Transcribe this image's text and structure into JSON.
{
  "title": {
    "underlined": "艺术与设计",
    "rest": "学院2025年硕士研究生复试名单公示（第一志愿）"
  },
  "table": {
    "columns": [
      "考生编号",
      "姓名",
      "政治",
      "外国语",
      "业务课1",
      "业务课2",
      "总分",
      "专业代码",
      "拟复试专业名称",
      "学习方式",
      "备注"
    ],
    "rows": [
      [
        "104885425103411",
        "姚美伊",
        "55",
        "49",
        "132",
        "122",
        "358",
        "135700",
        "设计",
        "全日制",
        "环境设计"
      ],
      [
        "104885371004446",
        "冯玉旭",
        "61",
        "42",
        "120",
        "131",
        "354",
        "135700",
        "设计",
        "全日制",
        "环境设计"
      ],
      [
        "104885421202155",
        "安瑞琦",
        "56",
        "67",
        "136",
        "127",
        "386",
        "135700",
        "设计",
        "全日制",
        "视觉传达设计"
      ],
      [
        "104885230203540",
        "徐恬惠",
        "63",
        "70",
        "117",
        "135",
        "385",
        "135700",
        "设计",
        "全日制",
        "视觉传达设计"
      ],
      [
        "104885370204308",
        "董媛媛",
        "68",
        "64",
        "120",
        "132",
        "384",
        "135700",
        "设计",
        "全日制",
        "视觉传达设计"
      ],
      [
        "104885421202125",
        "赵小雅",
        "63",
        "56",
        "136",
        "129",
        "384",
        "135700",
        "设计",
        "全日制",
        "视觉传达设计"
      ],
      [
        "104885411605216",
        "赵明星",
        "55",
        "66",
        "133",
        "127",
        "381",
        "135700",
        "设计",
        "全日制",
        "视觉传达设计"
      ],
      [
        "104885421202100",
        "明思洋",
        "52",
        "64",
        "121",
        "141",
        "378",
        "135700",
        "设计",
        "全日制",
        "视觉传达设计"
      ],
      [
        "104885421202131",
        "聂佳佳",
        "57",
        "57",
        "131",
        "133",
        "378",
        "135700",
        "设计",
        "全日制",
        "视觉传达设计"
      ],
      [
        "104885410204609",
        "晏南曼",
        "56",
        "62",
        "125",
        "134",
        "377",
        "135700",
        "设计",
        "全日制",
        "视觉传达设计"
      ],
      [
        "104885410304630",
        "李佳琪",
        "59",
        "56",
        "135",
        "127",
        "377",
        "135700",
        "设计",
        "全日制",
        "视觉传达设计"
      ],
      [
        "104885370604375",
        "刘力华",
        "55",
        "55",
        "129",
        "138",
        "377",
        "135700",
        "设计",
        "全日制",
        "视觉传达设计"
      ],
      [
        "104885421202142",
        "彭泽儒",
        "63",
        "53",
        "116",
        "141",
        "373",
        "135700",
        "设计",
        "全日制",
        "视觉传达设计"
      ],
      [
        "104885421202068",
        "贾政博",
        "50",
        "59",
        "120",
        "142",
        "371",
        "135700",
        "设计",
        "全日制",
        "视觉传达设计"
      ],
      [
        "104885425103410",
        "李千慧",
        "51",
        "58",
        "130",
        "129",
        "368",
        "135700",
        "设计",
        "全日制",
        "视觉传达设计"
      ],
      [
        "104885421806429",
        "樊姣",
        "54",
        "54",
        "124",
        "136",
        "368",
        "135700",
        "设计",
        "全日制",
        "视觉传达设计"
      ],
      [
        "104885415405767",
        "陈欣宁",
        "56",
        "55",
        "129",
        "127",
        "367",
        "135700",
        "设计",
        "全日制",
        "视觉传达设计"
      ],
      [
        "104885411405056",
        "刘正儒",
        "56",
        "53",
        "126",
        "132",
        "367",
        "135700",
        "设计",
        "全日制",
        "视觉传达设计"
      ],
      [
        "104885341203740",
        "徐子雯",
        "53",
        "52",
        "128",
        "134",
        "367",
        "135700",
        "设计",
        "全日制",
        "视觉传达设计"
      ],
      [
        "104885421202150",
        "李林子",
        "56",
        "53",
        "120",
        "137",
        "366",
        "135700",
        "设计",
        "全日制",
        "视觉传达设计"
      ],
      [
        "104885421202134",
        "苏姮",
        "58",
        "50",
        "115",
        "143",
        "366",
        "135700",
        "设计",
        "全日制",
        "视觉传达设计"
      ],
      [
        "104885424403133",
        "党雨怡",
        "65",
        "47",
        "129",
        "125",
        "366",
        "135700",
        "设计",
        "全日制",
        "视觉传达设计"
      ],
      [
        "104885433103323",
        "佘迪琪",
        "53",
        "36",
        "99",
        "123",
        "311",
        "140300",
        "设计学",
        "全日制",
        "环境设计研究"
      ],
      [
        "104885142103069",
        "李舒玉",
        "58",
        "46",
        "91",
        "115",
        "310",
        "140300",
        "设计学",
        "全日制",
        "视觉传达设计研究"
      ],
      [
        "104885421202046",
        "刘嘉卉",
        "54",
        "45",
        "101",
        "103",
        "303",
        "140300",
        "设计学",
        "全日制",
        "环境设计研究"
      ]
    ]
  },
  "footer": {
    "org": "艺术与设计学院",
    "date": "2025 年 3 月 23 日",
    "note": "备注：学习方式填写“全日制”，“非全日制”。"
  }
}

### Exercise task
Each line must be given again exactly as written above.

### Expected answer
Transcribe this image's text and structure into JSON.
{
  "title": {
    "underlined": "艺术与设计",
    "rest": "学院2025年硕士研究生复试名单公示（第一志愿）"
  },
  "table": {
    "columns": [
      "考生编号",
      "姓名",
      "政治",
      "外国语",
      "业务课1",
      "业务课2",
      "总分",
      "专业代码",
      "拟复试专业名称",
      "学习方式",
      "备注"
    ],
    "rows": [
      [
        "104885425103411",
        "姚美伊",
        "55",
        "49",
        "132",
        "122",
        "358",
        "135700",
        "设计",
        "全日制",
        "环境设计"
      ],
      [
        "104885371004446",
        "冯玉旭",
        "61",
        "42",
        "120",
        "131",
        "354",
        "135700",
        "设计",
        "全日制",
        "环境设计"
      ],
      [
        "104885421202155",
        "安瑞琦",
        "56",
        "67",
        "136",
        "127",
        "386",
        "135700",
        "设计",
        "全日制",
        "视觉传达设计"
      ],
      [
        "104885230203540",
        "徐恬惠",
        "63",
        "70",
        "117",
        "135",
        "385",
        "135700",
        "设计",
        "全日制",
        "视觉传达设计"
      ],
      [
        "104885370204308",
        "董媛媛",
        "68",
        "64",
        "120",
        "132",
        "384",
        "135700",
        "设计",
        "全日制",
        "视觉传达设计"
      ],
      [
        "104885421202125",
        "赵小雅",
        "63",
        "56",
        "136",
        "129",
        "384",
        "135700",
        "设计",
        "全日制",
        "视觉传达设计"
      ],
      [
        "104885411605216",
        "赵明星",
        "55",
        "66",
        "133",
        "127",
        "381",
        "135700",
        "设计",
        "全日制",
        "视觉传达设计"
      ],
      [
        "104885421202100",
        "明思洋",
        "52",
        "64",
        "121",
        "141",
        "378",
        "135700",
        "设计",
        "全日制",
        "视觉传达设计"
      ],
      [
        "104885421202131",
        "聂佳佳",
        "57",
        "57",
        "131",
        "133",
        "378",
        "135700",
        "设计",
        "全日制",
        "视觉传达设计"
      ],
      [
        "104885410204609",
        "晏南曼",
        "56",
        "62",
        "125",
        "134",
        "377",
        "135700",
        "设计",
        "全日制",
        "视觉传达设计"
      ],
      [
        "104885410304630",
        "李佳琪",
        "59",
        "56",
        "135",
        "127",
        "377",
        "135700",
        "设计",
        "全日制",
        "视觉传达设计"
      ],
      [
        "104885370604375",
        "刘力华",
        "55",
        "55",
        "129",
        "138",
        "377",
        "135700",
        "设计",
        "全日制",
        "视觉传达设计"
      ],
      [
        "104885421202142",
        "彭泽儒",
        "63",
        "53",
        "116",
        "141",
        "373",
        "135700",
        "设计",
        "全日制",
        "视觉传达设计"
      ],
      [
        "104885421202068",
        "贾政博",
        "50",
        "59",
        "120",
        "142",
        "371",
        "135700",
        "设计",
        "全日制",
        "视觉传达设计"
      ],
      [
        "104885425103410",
        "李千慧",
        "51",
        "58",
        "130",
        "129",
        "368",
        "135700",
        "设计",
        "全日制",
        "视觉传达设计"
      ],
      [
        "104885421806429",
        "樊姣",
        "54",
        "54",
        "124",
        "136",
        "368",
        "135700",
        "设计",
        "全日制",
        "视觉传达设计"
      ],
      [
        "104885415405767",
        "陈欣宁",
        "56",
        "55",
        "129",
        "127",
        "367",
        "135700",
        "设计",
        "全日制",
        "视觉传达设计"
      ],
      [
        "104885411405056",
        "刘正儒",
        "56",
        "53",
        "126",
        "132",
        "367",
        "135700",
        "设计",
        "全日制",
        "视觉传达设计"
      ],
      [
        "104885341203740",
        "徐子雯",
        "53",
        "52",
        "128",
        "134",
        "367",
        "135700",
        "设计",
        "全日制",
        "视觉传达设计"
      ],
      [
        "104885421202150",
        "李林子",
        "56",
        "53",
        "120",
        "137",
        "366",
        "135700",
        "设计",
        "全日制",
        "视觉传达设计"
      ],
      [
        "104885421202134",
        "苏姮",
        "58",
        "50",
        "115",
        "143",
        "366",
        "135700",
        "设计",
        "全日制",
        "视觉传达设计"
      ],
      [
        "104885424403133",
        "党雨怡",
        "65",
        "47",
        "129",
        "125",
        "366",
        "135700",
        "设计",
        "全日制",
        "视觉传达设计"
      ],
      [
        "104885433103323",
        "佘迪琪",
        "53",
        "36",
        "99",
        "123",
        "311",
        "140300",
        "设计学",
        "全日制",
        "环境设计研究"
      ],
      [
        "104885142103069",
        "李舒玉",
        "58",
        "46",
        "91",
        "115",
        "310",
        "140300",
        "设计学",
        "全日制",
        "视觉传达设计研究"
      ],
      [
        "104885421202046",
        "刘嘉卉",
        "54",
        "45",
        "101",
        "103",
        "303",
        "140300",
        "设计学",
        "全日制",
        "环境设计研究"
      ]
    ]
  },
  "footer": {
    "org": "艺术与设计学院",
    "date": "2025 年 3 月 23 日",
    "note": "备注：学习方式填写“全日制”，“非全日制”。"
  }
}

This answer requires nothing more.